Al fin el 6 de junio. Veo la fecha en el calendario y me produce un gozo infinito. Se terminó. Se acabaron de una vez los rollos vacuos, las pavadas con pretensiones de pensamiento, las frases ampulosas para consumo de incautos, los insultos bobos, las burdas descalificaciones -todas merecidas, todas conocidas, los camelos a guisa de programas... Aún resuena en mis oídos la frase de clausura de uno de los últimos mítines de González. Prometió a la audiencia «un futuro de justicia, un futuro de libertad, un futuro de progreso». Me temí por un instante que, embalado como estaba, acabara prometiendo lo mismo que Les Luthiers en su ranchera: no un futuro venturoso, sino dos.
Claro que los otros no le han ido a la zaga. Uno hubo que se tomó en serio lo que decía y un rayo divino lo fulminó en Barcelona. Para que aprenda y no se meta más en política.
La experiencia ha demostrado que quienes más han gozado del uso de la palabra en esta campaña electoral no tenían nada interesante que decir. Por contra, quienes hubieran podido aportar reflexiones valiosas sobre este disparate que llamamos realidad han sido convenientemente silenciados. No hay sorpresa en ello: siempre es así. La palabra ya no se concede; sale a pública subasta, y se la llevan los que pujan y pagan más por ella. No tengo nada contra las elecciones en general. Me desesperan nuestras elecciones, en concreto. «Programas, programas, programas», reclamaba Julio Anguita. Qué programas ni qué cuerno: a una gente que ha hecho lo que el PSOE en esta década no hay que pedirle programas. Lo que hay que pedirle es responsabilidades.
Mientras los procesos electorales sirvan para que el análisis de los hechos sea sustituido por un concurso de charlatanería, seguiremos aviados. Pero la culpa no es de los charlatanes, sino de quienes aplauden el concurso.
Javier Ortiz. El Mundo (6 de junio de 1993). Subido a "Desde Jamaica" el 25 de junio de 2012.

## Enunciado de tarea
¿Puedes transcribir completa y sin ningún cambio la columna sobre la campaña electoral? Para resolver esto no hace falta consultar las filas.

## Filas mostradas

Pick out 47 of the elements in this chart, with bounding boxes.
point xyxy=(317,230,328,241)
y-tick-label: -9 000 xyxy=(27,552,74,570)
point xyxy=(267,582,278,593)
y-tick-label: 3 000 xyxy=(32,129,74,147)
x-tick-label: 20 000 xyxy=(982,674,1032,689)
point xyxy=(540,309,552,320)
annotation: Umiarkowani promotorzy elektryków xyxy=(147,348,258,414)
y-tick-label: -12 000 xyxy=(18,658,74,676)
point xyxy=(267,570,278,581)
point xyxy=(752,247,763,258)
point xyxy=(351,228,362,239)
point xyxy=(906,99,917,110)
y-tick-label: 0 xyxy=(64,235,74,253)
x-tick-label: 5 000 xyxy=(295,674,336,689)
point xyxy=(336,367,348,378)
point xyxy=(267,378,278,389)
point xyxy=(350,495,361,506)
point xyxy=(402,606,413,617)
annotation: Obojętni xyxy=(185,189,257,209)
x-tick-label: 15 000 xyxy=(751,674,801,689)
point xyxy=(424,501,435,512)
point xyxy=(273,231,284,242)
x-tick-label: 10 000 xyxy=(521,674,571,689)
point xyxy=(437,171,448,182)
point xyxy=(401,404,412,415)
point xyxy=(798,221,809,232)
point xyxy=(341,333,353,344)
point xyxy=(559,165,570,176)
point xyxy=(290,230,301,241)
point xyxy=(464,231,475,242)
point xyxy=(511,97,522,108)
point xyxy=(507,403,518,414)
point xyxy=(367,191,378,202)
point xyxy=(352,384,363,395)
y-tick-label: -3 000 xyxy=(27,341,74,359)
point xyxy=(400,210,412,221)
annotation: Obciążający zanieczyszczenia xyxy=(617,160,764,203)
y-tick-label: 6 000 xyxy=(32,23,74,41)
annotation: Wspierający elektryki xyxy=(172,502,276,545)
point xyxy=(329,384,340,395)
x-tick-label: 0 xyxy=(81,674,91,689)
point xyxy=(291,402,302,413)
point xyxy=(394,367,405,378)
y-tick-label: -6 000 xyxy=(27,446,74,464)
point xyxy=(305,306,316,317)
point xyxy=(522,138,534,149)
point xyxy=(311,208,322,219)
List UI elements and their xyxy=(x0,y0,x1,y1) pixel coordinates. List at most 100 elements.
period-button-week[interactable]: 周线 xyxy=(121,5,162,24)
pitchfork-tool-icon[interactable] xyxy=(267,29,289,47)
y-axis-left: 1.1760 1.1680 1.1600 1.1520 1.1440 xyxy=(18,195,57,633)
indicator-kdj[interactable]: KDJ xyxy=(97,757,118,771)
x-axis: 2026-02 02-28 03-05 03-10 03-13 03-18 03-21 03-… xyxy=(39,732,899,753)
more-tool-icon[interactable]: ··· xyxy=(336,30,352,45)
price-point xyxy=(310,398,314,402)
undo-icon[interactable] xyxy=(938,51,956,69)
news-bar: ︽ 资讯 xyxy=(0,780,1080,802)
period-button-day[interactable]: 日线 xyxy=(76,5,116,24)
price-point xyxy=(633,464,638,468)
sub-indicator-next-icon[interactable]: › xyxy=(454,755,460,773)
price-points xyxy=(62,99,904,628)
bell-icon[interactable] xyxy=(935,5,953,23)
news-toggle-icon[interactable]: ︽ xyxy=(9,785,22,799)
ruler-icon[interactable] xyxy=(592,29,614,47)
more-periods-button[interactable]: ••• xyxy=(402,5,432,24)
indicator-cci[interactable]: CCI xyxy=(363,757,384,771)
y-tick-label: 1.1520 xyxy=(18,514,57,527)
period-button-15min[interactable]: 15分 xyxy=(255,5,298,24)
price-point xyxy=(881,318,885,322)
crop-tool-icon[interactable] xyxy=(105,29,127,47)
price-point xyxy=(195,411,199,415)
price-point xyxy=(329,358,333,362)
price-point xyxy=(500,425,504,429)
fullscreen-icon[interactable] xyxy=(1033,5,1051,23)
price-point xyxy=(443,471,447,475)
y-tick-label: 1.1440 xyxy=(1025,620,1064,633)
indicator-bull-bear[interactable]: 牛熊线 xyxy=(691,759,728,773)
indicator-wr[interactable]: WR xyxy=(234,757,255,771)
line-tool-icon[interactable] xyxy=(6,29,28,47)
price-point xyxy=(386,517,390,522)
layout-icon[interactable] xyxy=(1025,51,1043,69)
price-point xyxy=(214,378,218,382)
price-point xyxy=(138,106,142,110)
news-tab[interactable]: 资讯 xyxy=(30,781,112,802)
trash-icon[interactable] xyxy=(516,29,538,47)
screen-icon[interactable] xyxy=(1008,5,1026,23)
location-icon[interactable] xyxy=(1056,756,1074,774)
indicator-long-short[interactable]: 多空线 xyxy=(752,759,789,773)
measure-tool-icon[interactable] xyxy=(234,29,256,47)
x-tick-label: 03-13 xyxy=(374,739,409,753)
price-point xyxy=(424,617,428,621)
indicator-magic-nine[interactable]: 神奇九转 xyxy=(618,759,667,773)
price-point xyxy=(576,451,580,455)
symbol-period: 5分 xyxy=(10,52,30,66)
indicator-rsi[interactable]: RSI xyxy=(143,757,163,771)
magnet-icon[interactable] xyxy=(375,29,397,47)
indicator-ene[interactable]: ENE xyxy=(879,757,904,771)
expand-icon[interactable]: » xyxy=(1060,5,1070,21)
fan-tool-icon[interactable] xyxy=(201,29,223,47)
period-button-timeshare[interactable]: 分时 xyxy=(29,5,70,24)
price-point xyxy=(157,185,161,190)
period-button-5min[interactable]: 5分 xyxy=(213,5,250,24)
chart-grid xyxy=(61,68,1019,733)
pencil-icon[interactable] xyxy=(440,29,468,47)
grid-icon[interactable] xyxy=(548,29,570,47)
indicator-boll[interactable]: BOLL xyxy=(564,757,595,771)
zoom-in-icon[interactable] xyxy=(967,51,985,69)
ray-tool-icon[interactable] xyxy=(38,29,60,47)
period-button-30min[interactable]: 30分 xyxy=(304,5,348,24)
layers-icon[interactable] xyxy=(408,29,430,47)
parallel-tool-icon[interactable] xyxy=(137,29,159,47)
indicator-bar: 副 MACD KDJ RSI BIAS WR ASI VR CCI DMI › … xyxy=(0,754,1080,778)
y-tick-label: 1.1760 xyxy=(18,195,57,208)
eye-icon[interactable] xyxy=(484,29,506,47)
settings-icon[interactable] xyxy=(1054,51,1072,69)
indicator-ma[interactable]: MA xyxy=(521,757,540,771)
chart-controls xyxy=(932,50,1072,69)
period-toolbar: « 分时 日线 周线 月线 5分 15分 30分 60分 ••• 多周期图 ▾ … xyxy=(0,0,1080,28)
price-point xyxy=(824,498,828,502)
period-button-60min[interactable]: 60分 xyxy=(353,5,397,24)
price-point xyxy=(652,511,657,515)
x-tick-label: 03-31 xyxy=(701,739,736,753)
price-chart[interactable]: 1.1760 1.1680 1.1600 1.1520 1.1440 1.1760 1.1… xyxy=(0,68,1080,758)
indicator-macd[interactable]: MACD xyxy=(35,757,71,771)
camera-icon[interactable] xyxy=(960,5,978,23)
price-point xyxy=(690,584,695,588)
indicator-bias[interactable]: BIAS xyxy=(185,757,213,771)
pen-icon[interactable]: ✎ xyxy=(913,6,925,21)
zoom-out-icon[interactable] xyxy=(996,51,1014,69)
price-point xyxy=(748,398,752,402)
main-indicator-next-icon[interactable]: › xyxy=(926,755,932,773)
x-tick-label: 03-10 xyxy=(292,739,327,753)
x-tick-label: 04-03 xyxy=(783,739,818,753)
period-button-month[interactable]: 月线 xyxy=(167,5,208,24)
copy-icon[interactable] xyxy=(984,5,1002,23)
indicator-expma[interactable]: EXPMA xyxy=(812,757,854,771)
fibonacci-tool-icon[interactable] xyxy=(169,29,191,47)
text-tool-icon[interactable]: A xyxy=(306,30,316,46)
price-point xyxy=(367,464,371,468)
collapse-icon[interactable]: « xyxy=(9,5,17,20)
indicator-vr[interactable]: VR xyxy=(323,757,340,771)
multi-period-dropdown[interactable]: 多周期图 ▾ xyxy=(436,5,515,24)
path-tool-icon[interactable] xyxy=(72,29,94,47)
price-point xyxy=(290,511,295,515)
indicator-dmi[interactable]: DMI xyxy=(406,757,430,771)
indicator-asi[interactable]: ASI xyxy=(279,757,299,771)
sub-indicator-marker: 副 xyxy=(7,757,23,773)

## Solución de tarea
Al fin el 6 de junio. Veo la fecha en el calendario y me produce un gozo infinito. Se terminó. Se acabaron de una vez los rollos vacuos, las pavadas con pretensiones de pensamiento, las frases ampulosas para consumo de incautos, los insultos bobos, las burdas descalificaciones -todas merecidas, todas conocidas, los camelos a guisa de programas... Aún resuena en mis oídos la frase de clausura de uno de los últimos mítines de González. Prometió a la audiencia «un futuro de justicia, un futuro de libertad, un futuro de progreso». Me temí por un instante que, embalado como estaba, acabara prometiendo lo mismo que Les Luthiers en su ranchera: no un futuro venturoso, sino dos.
Claro que los otros no le han ido a la zaga. Uno hubo que se tomó en serio lo que decía y un rayo divino lo fulminó en Barcelona. Para que aprenda y no se meta más en política.
La experiencia ha demostrado que quienes más han gozado del uso de la palabra en esta campaña electoral no tenían nada interesante que decir. Por contra, quienes hubieran podido aportar reflexiones valiosas sobre este disparate que llamamos realidad han sido convenientemente silenciados. No hay sorpresa en ello: siempre es así. La palabra ya no se concede; sale a pública subasta, y se la llevan los que pujan y pagan más por ella. No tengo nada contra las elecciones en general. Me desesperan nuestras elecciones, en concreto. «Programas, programas, programas», reclamaba Julio Anguita. Qué programas ni qué cuerno: a una gente que ha hecho lo que el PSOE en esta década no hay que pedirle programas. Lo que hay que pedirle es responsabilidades.
Mientras los procesos electorales sirvan para que el análisis de los hechos sea sustituido por un concurso de charlatanería, seguiremos aviados. Pero la culpa no es de los charlatanes, sino de quienes aplauden el concurso.
Javier Ortiz. El Mundo (6 de junio de 1993). Subido a "Desde Jamaica" el 25 de junio de 2012.